- Set problem -
What is the number of lines in the entries that include the word "Output"? Respond with the number only.

- Entries provided -
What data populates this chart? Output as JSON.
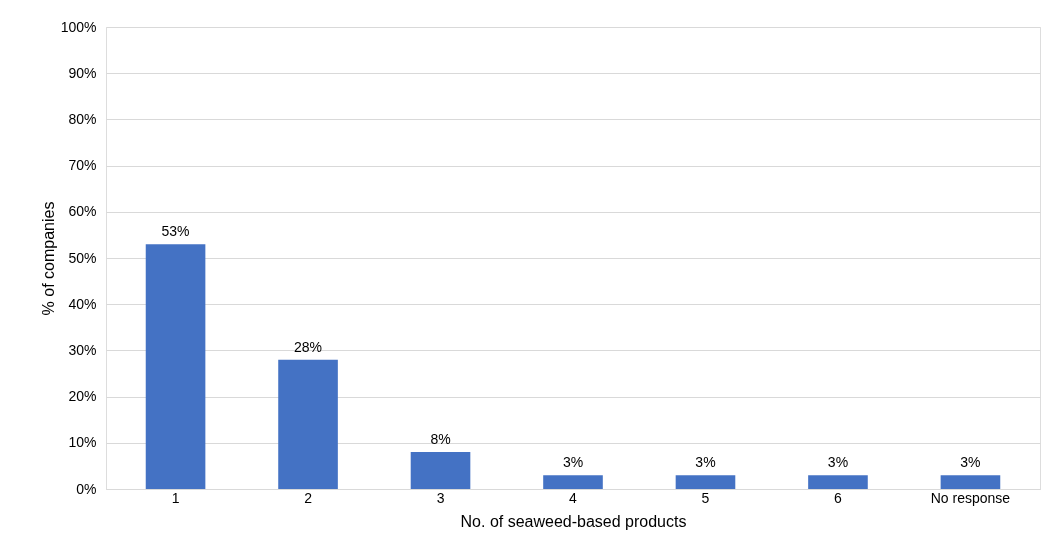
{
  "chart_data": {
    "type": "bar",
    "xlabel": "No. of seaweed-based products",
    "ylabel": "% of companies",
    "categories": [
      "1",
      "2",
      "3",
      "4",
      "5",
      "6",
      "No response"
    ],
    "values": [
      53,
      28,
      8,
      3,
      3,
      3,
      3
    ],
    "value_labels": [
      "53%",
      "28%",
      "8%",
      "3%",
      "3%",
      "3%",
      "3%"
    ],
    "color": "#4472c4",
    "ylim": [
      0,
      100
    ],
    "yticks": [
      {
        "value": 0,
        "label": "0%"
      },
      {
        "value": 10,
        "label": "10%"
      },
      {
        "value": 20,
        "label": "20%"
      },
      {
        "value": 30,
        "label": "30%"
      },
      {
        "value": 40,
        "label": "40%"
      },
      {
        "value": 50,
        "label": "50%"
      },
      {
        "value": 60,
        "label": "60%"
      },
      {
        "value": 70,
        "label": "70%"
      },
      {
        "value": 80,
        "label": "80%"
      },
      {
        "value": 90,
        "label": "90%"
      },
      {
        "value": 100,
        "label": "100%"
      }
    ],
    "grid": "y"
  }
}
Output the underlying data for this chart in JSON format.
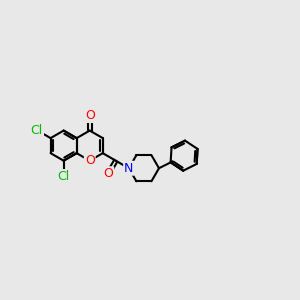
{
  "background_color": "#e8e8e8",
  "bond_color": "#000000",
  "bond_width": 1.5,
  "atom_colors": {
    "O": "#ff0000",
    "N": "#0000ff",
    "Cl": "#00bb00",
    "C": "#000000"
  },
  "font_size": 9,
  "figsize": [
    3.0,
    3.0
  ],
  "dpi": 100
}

- Result below -
2